__PROBLEM DETAILS__:
Return the listing below unchanged, minus its pictures.

__Recorded data__:

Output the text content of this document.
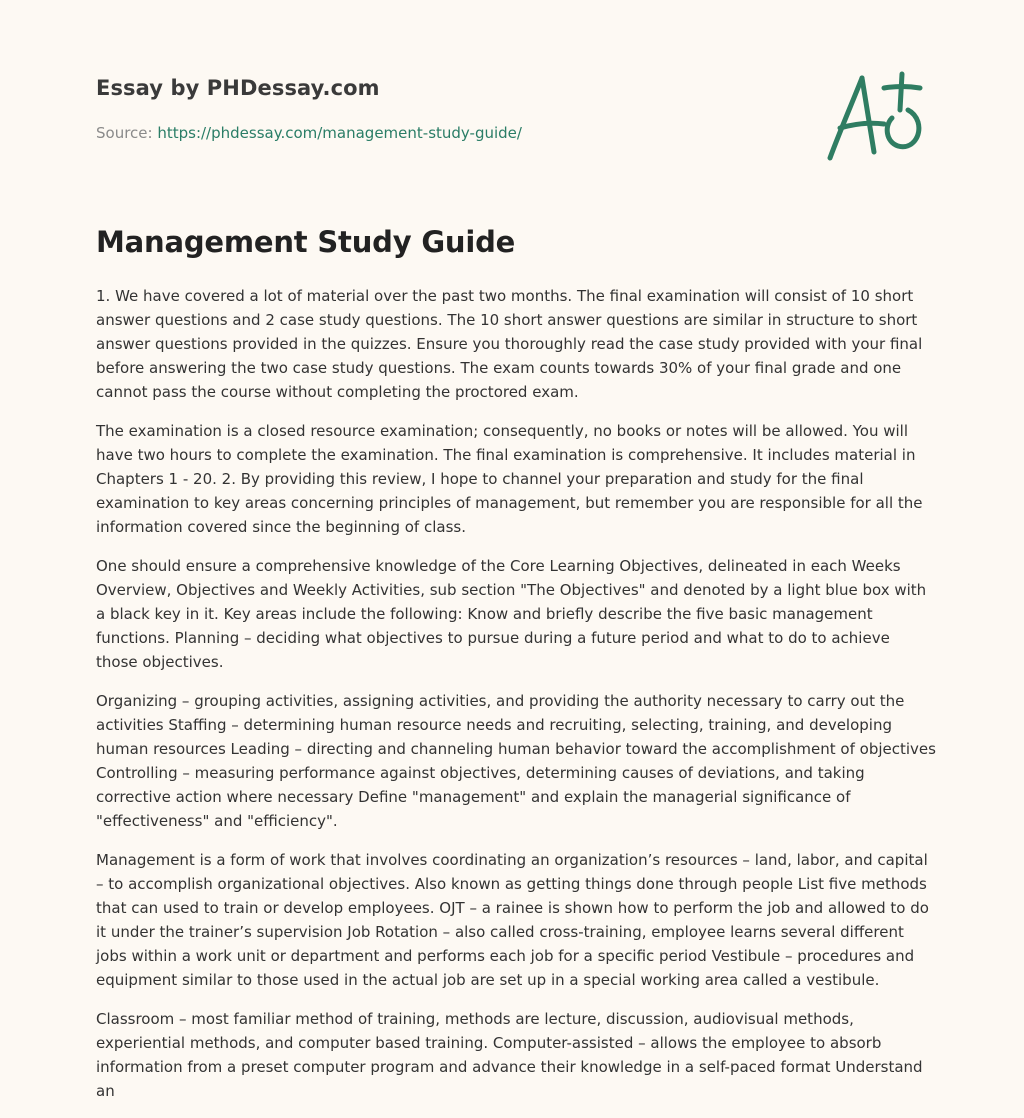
Essay by PHDessay.com
Source: https://phdessay.com/management-study-guide/
Management Study Guide

1. We have covered a lot of material over the past two months. The final examination will consist of 10 short answer questions and 2 case study questions. The 10 short answer questions are similar in structure to short answer questions provided in the quizzes. Ensure you thoroughly read the case study provided with your final before answering the two case study questions. The exam counts towards 30% of your final grade and one cannot pass the course without completing the proctored exam.

The examination is a closed resource examination; consequently, no books or notes will be allowed. You will have two hours to complete the examination. The final examination is comprehensive. It includes material in Chapters 1 - 20. 2. By providing this review, I hope to channel your preparation and study for the final examination to key areas concerning principles of management, but remember you are responsible for all the information covered since the beginning of class.

One should ensure a comprehensive knowledge of the Core Learning Objectives, delineated in each Weeks Overview, Objectives and Weekly Activities, sub section "The Objectives" and denoted by a light blue box with a black key in it. Key areas include the following: Know and briefly describe the five basic management functions. Planning – deciding what objectives to pursue during a future period and what to do to achieve those objectives.

Organizing – grouping activities, assigning activities, and providing the authority necessary to carry out the activities Staffing – determining human resource needs and recruiting, selecting, training, and developing human resources Leading – directing and channeling human behavior toward the accomplishment of objectives Controlling – measuring performance against objectives, determining causes of deviations, and taking corrective action where necessary Define "management" and explain the managerial significance of "effectiveness" and "efficiency".

Management is a form of work that involves coordinating an organization’s resources – land, labor, and capital – to accomplish organizational objectives. Also known as getting things done through people List five methods that can used to train or develop employees. OJT – a rainee is shown how to perform the job and allowed to do it under the trainer’s supervision Job Rotation – also called cross-training, employee learns several different jobs within a work unit or department and performs each job for a specific period Vestibule – procedures and equipment similar to those used in the actual job are set up in a special working area called a vestibule.

Classroom – most familiar method of training, methods are lecture, discussion, audiovisual methods, experiential methods, and computer based training. Computer-assisted – allows the employee to absorb information from a preset computer program and advance their knowledge in a self-paced format Understand an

__COMPLETE OUTPUT__:
Output the text content of this document.
Essay by PHDessay.com
Source: https://phdessay.com/management-study-guide/
Management Study Guide

1. We have covered a lot of material over the past two months. The final examination will consist of 10 short answer questions and 2 case study questions. The 10 short answer questions are similar in structure to short answer questions provided in the quizzes. Ensure you thoroughly read the case study provided with your final before answering the two case study questions. The exam counts towards 30% of your final grade and one cannot pass the course without completing the proctored exam.

The examination is a closed resource examination; consequently, no books or notes will be allowed. You will have two hours to complete the examination. The final examination is comprehensive. It includes material in Chapters 1 - 20. 2. By providing this review, I hope to channel your preparation and study for the final examination to key areas concerning principles of management, but remember you are responsible for all the information covered since the beginning of class.

One should ensure a comprehensive knowledge of the Core Learning Objectives, delineated in each Weeks Overview, Objectives and Weekly Activities, sub section "The Objectives" and denoted by a light blue box with a black key in it. Key areas include the following: Know and briefly describe the five basic management functions. Planning – deciding what objectives to pursue during a future period and what to do to achieve those objectives.

Organizing – grouping activities, assigning activities, and providing the authority necessary to carry out the activities Staffing – determining human resource needs and recruiting, selecting, training, and developing human resources Leading – directing and channeling human behavior toward the accomplishment of objectives Controlling – measuring performance against objectives, determining causes of deviations, and taking corrective action where necessary Define "management" and explain the managerial significance of "effectiveness" and "efficiency".

Management is a form of work that involves coordinating an organization’s resources – land, labor, and capital – to accomplish organizational objectives. Also known as getting things done through people List five methods that can used to train or develop employees. OJT – a rainee is shown how to perform the job and allowed to do it under the trainer’s supervision Job Rotation – also called cross-training, employee learns several different jobs within a work unit or department and performs each job for a specific period Vestibule – procedures and equipment similar to those used in the actual job are set up in a special working area called a vestibule.

Classroom – most familiar method of training, methods are lecture, discussion, audiovisual methods, experiential methods, and computer based training. Computer-assisted – allows the employee to absorb information from a preset computer program and advance their knowledge in a self-paced format Understand an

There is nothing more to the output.